Data excerpts

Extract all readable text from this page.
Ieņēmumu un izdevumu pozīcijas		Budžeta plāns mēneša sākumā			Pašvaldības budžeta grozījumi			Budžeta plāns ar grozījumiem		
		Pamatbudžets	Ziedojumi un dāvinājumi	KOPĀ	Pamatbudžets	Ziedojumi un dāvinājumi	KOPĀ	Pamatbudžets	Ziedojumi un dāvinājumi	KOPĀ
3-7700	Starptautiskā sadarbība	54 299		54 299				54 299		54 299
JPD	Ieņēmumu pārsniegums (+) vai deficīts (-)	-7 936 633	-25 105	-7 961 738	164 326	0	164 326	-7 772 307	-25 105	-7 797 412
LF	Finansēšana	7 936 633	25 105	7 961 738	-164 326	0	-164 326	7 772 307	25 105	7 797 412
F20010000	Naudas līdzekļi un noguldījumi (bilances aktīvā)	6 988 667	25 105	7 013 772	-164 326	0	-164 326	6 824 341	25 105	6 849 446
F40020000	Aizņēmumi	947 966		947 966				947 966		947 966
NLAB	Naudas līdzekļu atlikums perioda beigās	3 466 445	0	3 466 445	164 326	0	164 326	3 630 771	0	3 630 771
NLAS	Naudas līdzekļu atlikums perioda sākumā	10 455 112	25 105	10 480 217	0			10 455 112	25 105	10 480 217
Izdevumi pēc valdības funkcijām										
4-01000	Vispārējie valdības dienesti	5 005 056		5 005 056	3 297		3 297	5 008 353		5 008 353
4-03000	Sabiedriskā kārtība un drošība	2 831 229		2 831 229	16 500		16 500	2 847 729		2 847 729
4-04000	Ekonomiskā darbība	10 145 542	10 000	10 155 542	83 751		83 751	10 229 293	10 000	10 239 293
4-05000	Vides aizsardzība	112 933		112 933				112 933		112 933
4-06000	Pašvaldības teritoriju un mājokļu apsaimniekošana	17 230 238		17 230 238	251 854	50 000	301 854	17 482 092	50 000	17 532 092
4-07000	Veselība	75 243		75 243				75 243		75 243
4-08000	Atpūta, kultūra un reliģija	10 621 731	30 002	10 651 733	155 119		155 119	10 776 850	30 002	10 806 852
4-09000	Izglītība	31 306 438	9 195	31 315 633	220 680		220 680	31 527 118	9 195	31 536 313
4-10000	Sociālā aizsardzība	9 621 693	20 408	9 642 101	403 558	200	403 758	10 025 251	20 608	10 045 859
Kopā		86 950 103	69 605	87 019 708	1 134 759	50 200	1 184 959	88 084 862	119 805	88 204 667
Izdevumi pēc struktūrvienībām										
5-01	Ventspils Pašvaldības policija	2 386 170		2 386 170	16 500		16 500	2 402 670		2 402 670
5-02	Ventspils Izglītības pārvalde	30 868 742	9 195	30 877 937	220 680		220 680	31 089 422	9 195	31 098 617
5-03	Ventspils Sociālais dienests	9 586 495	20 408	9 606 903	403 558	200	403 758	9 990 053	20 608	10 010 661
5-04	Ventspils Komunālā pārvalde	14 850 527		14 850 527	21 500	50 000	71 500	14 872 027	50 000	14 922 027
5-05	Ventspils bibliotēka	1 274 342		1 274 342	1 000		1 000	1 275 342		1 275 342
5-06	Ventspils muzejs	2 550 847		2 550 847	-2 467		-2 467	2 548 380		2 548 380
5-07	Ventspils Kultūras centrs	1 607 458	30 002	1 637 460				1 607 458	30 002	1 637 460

WHAT THE EXERCISE ASKS – Exactly reproduce every line of the data above.

RESPONSE TO THIS TASK –
Extract all readable text from this page.
Ieņēmumu un izdevumu pozīcijas		Budžeta plāns mēneša sākumā			Pašvaldības budžeta grozījumi			Budžeta plāns ar grozījumiem		
		Pamatbudžets	Ziedojumi un dāvinājumi	KOPĀ	Pamatbudžets	Ziedojumi un dāvinājumi	KOPĀ	Pamatbudžets	Ziedojumi un dāvinājumi	KOPĀ
3-7700	Starptautiskā sadarbība	54 299		54 299				54 299		54 299
JPD	Ieņēmumu pārsniegums (+) vai deficīts (-)	-7 936 633	-25 105	-7 961 738	164 326	0	164 326	-7 772 307	-25 105	-7 797 412
LF	Finansēšana	7 936 633	25 105	7 961 738	-164 326	0	-164 326	7 772 307	25 105	7 797 412
F20010000	Naudas līdzekļi un noguldījumi (bilances aktīvā)	6 988 667	25 105	7 013 772	-164 326	0	-164 326	6 824 341	25 105	6 849 446
F40020000	Aizņēmumi	947 966		947 966				947 966		947 966
NLAB	Naudas līdzekļu atlikums perioda beigās	3 466 445	0	3 466 445	164 326	0	164 326	3 630 771	0	3 630 771
NLAS	Naudas līdzekļu atlikums perioda sākumā	10 455 112	25 105	10 480 217	0			10 455 112	25 105	10 480 217
Izdevumi pēc valdības funkcijām										
4-01000	Vispārējie valdības dienesti	5 005 056		5 005 056	3 297		3 297	5 008 353		5 008 353
4-03000	Sabiedriskā kārtība un drošība	2 831 229		2 831 229	16 500		16 500	2 847 729		2 847 729
4-04000	Ekonomiskā darbība	10 145 542	10 000	10 155 542	83 751		83 751	10 229 293	10 000	10 239 293
4-05000	Vides aizsardzība	112 933		112 933				112 933		112 933
4-06000	Pašvaldības teritoriju un mājokļu apsaimniekošana	17 230 238		17 230 238	251 854	50 000	301 854	17 482 092	50 000	17 532 092
4-07000	Veselība	75 243		75 243				75 243		75 243
4-08000	Atpūta, kultūra un reliģija	10 621 731	30 002	10 651 733	155 119		155 119	10 776 850	30 002	10 806 852
4-09000	Izglītība	31 306 438	9 195	31 315 633	220 680		220 680	31 527 118	9 195	31 536 313
4-10000	Sociālā aizsardzība	9 621 693	20 408	9 642 101	403 558	200	403 758	10 025 251	20 608	10 045 859
Kopā		86 950 103	69 605	87 019 708	1 134 759	50 200	1 184 959	88 084 862	119 805	88 204 667
Izdevumi pēc struktūrvienībām										
5-01	Ventspils Pašvaldības policija	2 386 170		2 386 170	16 500		16 500	2 402 670		2 402 670
5-02	Ventspils Izglītības pārvalde	30 868 742	9 195	30 877 937	220 680		220 680	31 089 422	9 195	31 098 617
5-03	Ventspils Sociālais dienests	9 586 495	20 408	9 606 903	403 558	200	403 758	9 990 053	20 608	10 010 661
5-04	Ventspils Komunālā pārvalde	14 850 527		14 850 527	21 500	50 000	71 500	14 872 027	50 000	14 922 027
5-05	Ventspils bibliotēka	1 274 342		1 274 342	1 000		1 000	1 275 342		1 275 342
5-06	Ventspils muzejs	2 550 847		2 550 847	-2 467		-2 467	2 548 380		2 548 380
5-07	Ventspils Kultūras centrs	1 607 458	30 002	1 637 460				1 607 458	30 002	1 637 460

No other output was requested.